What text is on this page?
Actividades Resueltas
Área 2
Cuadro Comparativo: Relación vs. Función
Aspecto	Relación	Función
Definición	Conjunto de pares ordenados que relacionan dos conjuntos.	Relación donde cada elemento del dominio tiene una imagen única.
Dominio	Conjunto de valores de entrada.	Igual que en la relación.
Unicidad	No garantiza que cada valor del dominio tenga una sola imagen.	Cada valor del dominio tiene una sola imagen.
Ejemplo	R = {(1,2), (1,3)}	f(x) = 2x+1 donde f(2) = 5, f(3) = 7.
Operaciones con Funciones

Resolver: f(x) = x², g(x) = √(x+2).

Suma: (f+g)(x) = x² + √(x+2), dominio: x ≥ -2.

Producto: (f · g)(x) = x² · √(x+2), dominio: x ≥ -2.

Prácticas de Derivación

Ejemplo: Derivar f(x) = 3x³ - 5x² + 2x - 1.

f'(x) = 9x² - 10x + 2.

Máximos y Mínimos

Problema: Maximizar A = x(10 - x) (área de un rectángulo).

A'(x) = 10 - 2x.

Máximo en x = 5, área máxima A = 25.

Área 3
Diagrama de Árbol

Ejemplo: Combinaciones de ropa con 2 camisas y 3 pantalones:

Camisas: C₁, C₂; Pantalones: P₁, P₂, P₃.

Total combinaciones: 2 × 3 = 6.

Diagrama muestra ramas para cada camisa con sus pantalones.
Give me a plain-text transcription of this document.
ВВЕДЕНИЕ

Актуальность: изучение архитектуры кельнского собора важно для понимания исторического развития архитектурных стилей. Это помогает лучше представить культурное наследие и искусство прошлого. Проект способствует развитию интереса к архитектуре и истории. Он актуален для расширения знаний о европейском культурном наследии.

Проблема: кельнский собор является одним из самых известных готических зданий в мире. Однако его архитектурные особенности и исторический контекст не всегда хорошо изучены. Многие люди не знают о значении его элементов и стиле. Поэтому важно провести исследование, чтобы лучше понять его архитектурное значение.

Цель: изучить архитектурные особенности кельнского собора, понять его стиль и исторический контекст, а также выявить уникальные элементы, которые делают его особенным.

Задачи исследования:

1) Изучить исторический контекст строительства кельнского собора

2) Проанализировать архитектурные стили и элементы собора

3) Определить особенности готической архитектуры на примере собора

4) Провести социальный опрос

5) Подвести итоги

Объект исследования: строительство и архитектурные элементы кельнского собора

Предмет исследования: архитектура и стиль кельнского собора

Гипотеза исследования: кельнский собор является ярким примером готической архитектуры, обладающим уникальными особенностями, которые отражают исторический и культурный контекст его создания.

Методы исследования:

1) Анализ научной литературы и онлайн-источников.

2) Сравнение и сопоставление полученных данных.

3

* _Request_
Copy the data above in full, character for character.

* _Solution for this task_
What text is on this page?
Actividades Resueltas
Área 2
Cuadro Comparativo: Relación vs. Función
Aspecto	Relación	Función
Definición	Conjunto de pares ordenados que relacionan dos conjuntos.	Relación donde cada elemento del dominio tiene una imagen única.
Dominio	Conjunto de valores de entrada.	Igual que en la relación.
Unicidad	No garantiza que cada valor del dominio tenga una sola imagen.	Cada valor del dominio tiene una sola imagen.
Ejemplo	R = {(1,2), (1,3)}	f(x) = 2x+1 donde f(2) = 5, f(3) = 7.
Operaciones con Funciones

Resolver: f(x) = x², g(x) = √(x+2).

Suma: (f+g)(x) = x² + √(x+2), dominio: x ≥ -2.

Producto: (f · g)(x) = x² · √(x+2), dominio: x ≥ -2.

Prácticas de Derivación

Ejemplo: Derivar f(x) = 3x³ - 5x² + 2x - 1.

f'(x) = 9x² - 10x + 2.

Máximos y Mínimos

Problema: Maximizar A = x(10 - x) (área de un rectángulo).

A'(x) = 10 - 2x.

Máximo en x = 5, área máxima A = 25.

Área 3
Diagrama de Árbol

Ejemplo: Combinaciones de ropa con 2 camisas y 3 pantalones:

Camisas: C₁, C₂; Pantalones: P₁, P₂, P₃.

Total combinaciones: 2 × 3 = 6.

Diagrama muestra ramas para cada camisa con sus pantalones.
Give me a plain-text transcription of this document.
ВВЕДЕНИЕ

Актуальность: изучение архитектуры кельнского собора важно для понимания исторического развития архитектурных стилей. Это помогает лучше представить культурное наследие и искусство прошлого. Проект способствует развитию интереса к архитектуре и истории. Он актуален для расширения знаний о европейском культурном наследии.

Проблема: кельнский собор является одним из самых известных готических зданий в мире. Однако его архитектурные особенности и исторический контекст не всегда хорошо изучены. Многие люди не знают о значении его элементов и стиле. Поэтому важно провести исследование, чтобы лучше понять его архитектурное значение.

Цель: изучить архитектурные особенности кельнского собора, понять его стиль и исторический контекст, а также выявить уникальные элементы, которые делают его особенным.

Задачи исследования:

1) Изучить исторический контекст строительства кельнского собора

2) Проанализировать архитектурные стили и элементы собора

3) Определить особенности готической архитектуры на примере собора

4) Провести социальный опрос

5) Подвести итоги

Объект исследования: строительство и архитектурные элементы кельнского собора

Предмет исследования: архитектура и стиль кельнского собора

Гипотеза исследования: кельнский собор является ярким примером готической архитектуры, обладающим уникальными особенностями, которые отражают исторический и культурный контекст его создания.

Методы исследования:

1) Анализ научной литературы и онлайн-источников.

2) Сравнение и сопоставление полученных данных.

3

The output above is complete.